++++ Records supplied

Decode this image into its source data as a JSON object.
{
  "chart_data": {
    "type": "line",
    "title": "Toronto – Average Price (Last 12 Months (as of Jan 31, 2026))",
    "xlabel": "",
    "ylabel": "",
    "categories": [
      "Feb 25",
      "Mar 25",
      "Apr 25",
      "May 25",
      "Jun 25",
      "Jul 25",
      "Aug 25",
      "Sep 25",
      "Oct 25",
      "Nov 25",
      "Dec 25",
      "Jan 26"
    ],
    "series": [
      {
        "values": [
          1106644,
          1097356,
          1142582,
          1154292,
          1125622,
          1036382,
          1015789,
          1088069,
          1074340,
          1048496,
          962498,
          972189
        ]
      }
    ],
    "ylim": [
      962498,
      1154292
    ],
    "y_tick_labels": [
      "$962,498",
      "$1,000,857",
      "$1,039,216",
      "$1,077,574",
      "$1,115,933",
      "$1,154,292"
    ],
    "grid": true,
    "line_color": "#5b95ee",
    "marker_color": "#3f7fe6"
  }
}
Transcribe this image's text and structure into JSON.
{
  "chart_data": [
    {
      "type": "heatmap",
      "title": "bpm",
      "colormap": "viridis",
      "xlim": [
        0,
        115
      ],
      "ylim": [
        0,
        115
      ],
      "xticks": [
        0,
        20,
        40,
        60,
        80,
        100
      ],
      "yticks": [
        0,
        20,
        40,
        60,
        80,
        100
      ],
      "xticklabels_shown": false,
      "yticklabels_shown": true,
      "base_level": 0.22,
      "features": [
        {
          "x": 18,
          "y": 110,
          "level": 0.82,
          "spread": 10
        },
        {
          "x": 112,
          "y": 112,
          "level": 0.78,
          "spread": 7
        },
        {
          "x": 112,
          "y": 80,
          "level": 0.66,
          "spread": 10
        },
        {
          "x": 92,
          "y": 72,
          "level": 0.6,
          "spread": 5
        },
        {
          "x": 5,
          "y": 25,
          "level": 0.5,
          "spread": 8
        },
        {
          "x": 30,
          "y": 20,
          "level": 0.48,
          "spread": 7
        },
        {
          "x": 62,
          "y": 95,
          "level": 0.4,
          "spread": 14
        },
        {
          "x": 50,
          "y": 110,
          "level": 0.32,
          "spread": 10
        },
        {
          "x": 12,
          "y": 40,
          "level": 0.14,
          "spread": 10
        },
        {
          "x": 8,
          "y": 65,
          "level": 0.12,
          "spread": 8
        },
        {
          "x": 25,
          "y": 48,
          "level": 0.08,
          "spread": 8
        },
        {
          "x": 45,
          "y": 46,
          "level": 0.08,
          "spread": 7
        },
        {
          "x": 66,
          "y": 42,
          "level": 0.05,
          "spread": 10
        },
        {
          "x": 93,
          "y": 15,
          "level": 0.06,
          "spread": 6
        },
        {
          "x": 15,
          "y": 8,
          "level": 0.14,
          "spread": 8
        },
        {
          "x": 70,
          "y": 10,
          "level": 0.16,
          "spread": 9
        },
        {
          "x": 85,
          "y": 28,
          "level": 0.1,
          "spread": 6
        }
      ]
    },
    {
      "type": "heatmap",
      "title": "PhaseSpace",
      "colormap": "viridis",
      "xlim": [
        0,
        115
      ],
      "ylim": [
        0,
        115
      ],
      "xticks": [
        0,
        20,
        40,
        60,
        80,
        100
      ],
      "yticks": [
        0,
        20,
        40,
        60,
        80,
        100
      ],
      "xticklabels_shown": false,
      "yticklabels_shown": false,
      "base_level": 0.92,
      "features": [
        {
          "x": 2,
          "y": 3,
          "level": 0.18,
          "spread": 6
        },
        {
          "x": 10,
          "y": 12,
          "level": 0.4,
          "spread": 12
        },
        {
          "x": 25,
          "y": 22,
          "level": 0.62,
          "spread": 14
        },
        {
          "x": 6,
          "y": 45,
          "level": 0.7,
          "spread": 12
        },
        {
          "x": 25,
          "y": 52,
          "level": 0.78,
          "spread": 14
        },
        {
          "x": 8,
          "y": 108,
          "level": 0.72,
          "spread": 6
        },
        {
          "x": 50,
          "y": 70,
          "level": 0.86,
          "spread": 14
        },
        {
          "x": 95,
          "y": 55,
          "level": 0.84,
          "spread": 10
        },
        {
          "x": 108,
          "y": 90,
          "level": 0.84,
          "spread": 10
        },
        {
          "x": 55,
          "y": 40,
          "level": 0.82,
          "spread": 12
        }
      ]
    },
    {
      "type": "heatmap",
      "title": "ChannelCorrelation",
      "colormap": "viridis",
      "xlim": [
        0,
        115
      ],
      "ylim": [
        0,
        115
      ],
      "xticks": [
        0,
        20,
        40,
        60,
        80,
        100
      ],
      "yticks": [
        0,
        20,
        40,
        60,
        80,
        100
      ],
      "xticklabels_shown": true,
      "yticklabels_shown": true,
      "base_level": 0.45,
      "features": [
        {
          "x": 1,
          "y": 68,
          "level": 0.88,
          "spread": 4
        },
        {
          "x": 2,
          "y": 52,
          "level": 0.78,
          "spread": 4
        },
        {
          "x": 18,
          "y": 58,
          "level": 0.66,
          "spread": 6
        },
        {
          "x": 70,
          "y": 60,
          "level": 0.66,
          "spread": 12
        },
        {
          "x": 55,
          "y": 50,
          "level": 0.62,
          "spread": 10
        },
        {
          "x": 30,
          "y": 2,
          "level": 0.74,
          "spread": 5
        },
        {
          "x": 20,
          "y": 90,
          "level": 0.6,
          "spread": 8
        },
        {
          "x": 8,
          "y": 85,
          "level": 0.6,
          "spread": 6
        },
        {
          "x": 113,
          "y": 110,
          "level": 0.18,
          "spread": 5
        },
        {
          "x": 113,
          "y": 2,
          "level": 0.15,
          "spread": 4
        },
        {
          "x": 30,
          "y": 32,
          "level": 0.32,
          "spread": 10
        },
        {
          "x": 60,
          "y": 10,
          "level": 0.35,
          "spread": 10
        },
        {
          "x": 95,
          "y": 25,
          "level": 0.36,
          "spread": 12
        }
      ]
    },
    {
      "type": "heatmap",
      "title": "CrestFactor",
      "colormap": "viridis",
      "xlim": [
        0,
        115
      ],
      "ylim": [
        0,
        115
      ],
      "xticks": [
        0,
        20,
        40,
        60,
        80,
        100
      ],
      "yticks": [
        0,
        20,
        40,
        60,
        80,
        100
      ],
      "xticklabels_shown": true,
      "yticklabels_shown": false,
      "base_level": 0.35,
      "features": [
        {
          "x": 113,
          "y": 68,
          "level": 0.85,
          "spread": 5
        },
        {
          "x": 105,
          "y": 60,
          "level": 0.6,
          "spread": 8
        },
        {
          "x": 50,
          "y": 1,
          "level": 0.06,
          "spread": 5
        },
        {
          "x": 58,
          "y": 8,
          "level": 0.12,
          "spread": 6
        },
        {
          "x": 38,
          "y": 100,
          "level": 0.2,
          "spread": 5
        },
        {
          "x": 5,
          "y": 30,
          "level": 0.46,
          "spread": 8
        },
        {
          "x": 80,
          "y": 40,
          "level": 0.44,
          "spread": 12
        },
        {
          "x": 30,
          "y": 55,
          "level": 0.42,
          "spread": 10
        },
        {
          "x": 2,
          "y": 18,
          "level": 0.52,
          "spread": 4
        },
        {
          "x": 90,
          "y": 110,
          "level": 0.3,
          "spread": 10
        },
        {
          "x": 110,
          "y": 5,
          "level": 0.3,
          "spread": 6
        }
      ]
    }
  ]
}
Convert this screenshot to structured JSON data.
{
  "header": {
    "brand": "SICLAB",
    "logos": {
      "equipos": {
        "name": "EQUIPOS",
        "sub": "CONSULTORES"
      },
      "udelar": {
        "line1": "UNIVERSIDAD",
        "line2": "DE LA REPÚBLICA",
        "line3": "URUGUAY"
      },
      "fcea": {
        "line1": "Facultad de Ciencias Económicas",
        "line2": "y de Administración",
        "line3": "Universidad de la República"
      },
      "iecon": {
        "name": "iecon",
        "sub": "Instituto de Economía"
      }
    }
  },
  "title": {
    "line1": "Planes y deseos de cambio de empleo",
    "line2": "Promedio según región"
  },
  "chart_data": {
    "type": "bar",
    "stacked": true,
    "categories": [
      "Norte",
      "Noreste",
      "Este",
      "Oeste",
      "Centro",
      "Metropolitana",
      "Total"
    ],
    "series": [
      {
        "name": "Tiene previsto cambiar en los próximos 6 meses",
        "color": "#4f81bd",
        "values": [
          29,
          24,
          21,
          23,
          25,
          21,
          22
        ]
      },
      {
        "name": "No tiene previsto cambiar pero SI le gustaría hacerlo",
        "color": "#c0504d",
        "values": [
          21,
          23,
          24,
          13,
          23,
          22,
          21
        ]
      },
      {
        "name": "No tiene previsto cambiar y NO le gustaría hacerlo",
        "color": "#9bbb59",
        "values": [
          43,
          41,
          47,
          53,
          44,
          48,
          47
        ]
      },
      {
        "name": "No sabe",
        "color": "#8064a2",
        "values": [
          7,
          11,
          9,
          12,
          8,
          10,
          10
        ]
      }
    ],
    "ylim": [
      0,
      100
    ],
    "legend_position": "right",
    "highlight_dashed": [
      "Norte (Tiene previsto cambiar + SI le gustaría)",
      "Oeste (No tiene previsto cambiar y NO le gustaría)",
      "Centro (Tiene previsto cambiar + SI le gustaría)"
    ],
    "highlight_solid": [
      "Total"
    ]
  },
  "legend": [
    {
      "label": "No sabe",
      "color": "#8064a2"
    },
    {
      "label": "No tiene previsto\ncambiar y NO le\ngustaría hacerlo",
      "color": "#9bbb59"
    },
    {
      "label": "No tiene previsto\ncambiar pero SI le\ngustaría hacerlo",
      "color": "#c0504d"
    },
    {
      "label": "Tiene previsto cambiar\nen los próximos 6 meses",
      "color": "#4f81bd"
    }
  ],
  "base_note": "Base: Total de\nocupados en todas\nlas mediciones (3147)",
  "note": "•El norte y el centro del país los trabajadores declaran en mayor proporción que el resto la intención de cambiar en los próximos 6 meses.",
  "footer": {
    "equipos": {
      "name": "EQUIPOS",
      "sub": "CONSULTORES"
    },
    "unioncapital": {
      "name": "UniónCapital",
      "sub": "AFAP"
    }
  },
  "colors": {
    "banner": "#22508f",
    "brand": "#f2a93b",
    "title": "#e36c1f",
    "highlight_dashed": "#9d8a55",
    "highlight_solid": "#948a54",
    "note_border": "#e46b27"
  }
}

++++++++

§ Exercise instructions:
Copy all lines from the entries that contain the word "image".

§ Full response:
Decode this image into its source data as a JSON object.
Transcribe this image's text and structure into JSON.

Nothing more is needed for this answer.